Write out the data again in full, exactly as it reads.
_ _ _ _ _ _ _
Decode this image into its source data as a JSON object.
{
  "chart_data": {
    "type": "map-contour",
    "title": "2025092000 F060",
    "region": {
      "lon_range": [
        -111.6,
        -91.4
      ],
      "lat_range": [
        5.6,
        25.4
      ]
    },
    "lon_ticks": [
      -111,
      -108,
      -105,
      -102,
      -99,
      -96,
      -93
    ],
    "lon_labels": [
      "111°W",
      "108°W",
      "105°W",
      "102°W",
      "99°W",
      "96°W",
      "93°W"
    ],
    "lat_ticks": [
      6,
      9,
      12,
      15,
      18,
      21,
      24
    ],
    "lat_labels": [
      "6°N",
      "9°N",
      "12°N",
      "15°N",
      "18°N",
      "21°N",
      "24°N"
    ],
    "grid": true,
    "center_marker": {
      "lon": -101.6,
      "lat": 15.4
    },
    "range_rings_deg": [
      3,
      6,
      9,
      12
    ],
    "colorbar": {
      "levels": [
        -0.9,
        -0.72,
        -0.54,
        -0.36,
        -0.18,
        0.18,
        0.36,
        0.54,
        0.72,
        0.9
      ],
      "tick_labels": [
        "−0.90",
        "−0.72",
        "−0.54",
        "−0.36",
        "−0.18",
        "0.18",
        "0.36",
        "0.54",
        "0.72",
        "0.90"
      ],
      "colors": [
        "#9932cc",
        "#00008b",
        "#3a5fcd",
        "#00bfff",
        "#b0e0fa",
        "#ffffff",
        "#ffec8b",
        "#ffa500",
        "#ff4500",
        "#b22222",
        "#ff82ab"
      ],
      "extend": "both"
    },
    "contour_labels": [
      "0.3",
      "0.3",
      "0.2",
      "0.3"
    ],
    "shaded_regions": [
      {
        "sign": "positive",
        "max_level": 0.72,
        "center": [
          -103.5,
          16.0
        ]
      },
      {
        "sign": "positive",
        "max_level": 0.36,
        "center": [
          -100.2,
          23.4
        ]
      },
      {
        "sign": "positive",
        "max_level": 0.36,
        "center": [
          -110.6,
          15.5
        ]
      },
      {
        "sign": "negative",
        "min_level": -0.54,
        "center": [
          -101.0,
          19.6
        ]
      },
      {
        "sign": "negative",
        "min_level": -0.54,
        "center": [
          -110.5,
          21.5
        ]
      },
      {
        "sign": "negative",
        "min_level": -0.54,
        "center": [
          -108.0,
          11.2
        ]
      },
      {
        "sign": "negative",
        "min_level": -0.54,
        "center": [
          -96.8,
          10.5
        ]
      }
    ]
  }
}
_ _ _ _ _ _ _
§ Problem solution
Decode this image into its source data as a JSON object.
{
  "chart_data": {
    "type": "map-contour",
    "title": "2025092000 F060",
    "region": {
      "lon_range": [
        -111.6,
        -91.4
      ],
      "lat_range": [
        5.6,
        25.4
      ]
    },
    "lon_ticks": [
      -111,
      -108,
      -105,
      -102,
      -99,
      -96,
      -93
    ],
    "lon_labels": [
      "111°W",
      "108°W",
      "105°W",
      "102°W",
      "99°W",
      "96°W",
      "93°W"
    ],
    "lat_ticks": [
      6,
      9,
      12,
      15,
      18,
      21,
      24
    ],
    "lat_labels": [
      "6°N",
      "9°N",
      "12°N",
      "15°N",
      "18°N",
      "21°N",
      "24°N"
    ],
    "grid": true,
    "center_marker": {
      "lon": -101.6,
      "lat": 15.4
    },
    "range_rings_deg": [
      3,
      6,
      9,
      12
    ],
    "colorbar": {
      "levels": [
        -0.9,
        -0.72,
        -0.54,
        -0.36,
        -0.18,
        0.18,
        0.36,
        0.54,
        0.72,
        0.9
      ],
      "tick_labels": [
        "−0.90",
        "−0.72",
        "−0.54",
        "−0.36",
        "−0.18",
        "0.18",
        "0.36",
        "0.54",
        "0.72",
        "0.90"
      ],
      "colors": [
        "#9932cc",
        "#00008b",
        "#3a5fcd",
        "#00bfff",
        "#b0e0fa",
        "#ffffff",
        "#ffec8b",
        "#ffa500",
        "#ff4500",
        "#b22222",
        "#ff82ab"
      ],
      "extend": "both"
    },
    "contour_labels": [
      "0.3",
      "0.3",
      "0.2",
      "0.3"
    ],
    "shaded_regions": [
      {
        "sign": "positive",
        "max_level": 0.72,
        "center": [
          -103.5,
          16.0
        ]
      },
      {
        "sign": "positive",
        "max_level": 0.36,
        "center": [
          -100.2,
          23.4
        ]
      },
      {
        "sign": "positive",
        "max_level": 0.36,
        "center": [
          -110.6,
          15.5
        ]
      },
      {
        "sign": "negative",
        "min_level": -0.54,
        "center": [
          -101.0,
          19.6
        ]
      },
      {
        "sign": "negative",
        "min_level": -0.54,
        "center": [
          -110.5,
          21.5
        ]
      },
      {
        "sign": "negative",
        "min_level": -0.54,
        "center": [
          -108.0,
          11.2
        ]
      },
      {
        "sign": "negative",
        "min_level": -0.54,
        "center": [
          -96.8,
          10.5
        ]
      }
    ]
  }
}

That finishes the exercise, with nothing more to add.